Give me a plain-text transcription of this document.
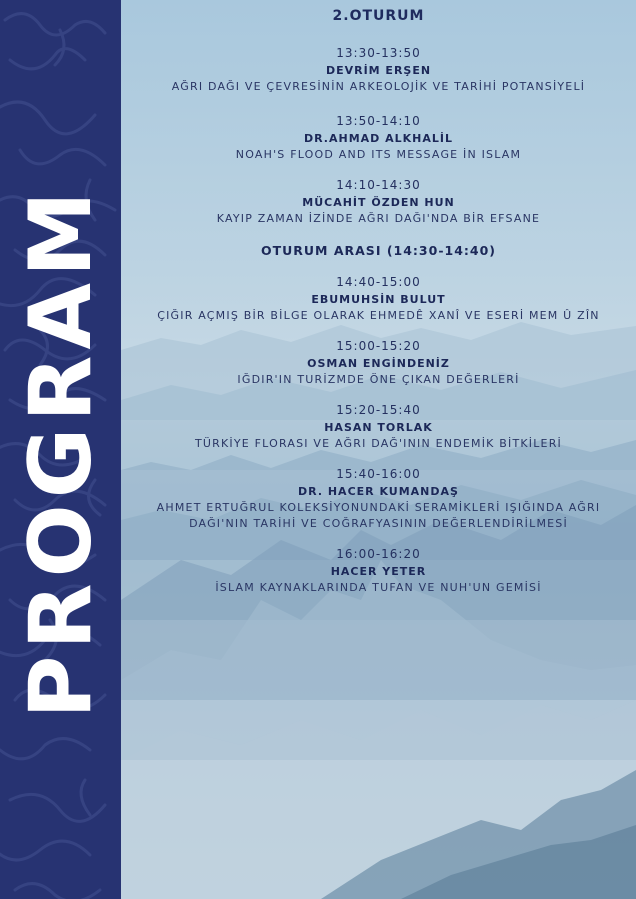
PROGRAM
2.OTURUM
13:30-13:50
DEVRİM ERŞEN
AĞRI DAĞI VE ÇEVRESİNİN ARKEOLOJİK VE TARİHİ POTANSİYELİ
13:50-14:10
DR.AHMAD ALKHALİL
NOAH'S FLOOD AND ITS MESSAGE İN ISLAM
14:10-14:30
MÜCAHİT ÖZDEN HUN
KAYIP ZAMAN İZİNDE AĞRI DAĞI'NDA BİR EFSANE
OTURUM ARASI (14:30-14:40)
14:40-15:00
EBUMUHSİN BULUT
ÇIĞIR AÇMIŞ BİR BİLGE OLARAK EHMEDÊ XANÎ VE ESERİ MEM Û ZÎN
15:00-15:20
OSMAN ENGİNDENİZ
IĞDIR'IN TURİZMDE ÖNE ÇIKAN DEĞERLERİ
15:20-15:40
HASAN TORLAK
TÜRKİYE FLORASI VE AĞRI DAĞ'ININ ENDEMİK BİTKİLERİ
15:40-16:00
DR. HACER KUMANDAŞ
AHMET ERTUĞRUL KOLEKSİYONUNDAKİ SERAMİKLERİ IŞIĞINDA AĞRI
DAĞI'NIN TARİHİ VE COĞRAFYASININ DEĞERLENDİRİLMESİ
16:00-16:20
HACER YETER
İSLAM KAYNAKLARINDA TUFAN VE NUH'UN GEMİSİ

################

Nothing but the pictures may be dropped; output the records above exactly.

Give me a plain-text transcription of this document.
PROGRAM
2.OTURUM
13:30-13:50
DEVRİM ERŞEN
AĞRI DAĞI VE ÇEVRESİNİN ARKEOLOJİK VE TARİHİ POTANSİYELİ
13:50-14:10
DR.AHMAD ALKHALİL
NOAH'S FLOOD AND ITS MESSAGE İN ISLAM
14:10-14:30
MÜCAHİT ÖZDEN HUN
KAYIP ZAMAN İZİNDE AĞRI DAĞI'NDA BİR EFSANE
OTURUM ARASI (14:30-14:40)
14:40-15:00
EBUMUHSİN BULUT
ÇIĞIR AÇMIŞ BİR BİLGE OLARAK EHMEDÊ XANÎ VE ESERİ MEM Û ZÎN
15:00-15:20
OSMAN ENGİNDENİZ
IĞDIR'IN TURİZMDE ÖNE ÇIKAN DEĞERLERİ
15:20-15:40
HASAN TORLAK
TÜRKİYE FLORASI VE AĞRI DAĞ'ININ ENDEMİK BİTKİLERİ
15:40-16:00
DR. HACER KUMANDAŞ
AHMET ERTUĞRUL KOLEKSİYONUNDAKİ SERAMİKLERİ IŞIĞINDA AĞRI
DAĞI'NIN TARİHİ VE COĞRAFYASININ DEĞERLENDİRİLMESİ
16:00-16:20
HACER YETER
İSLAM KAYNAKLARINDA TUFAN VE NUH'UN GEMİSİ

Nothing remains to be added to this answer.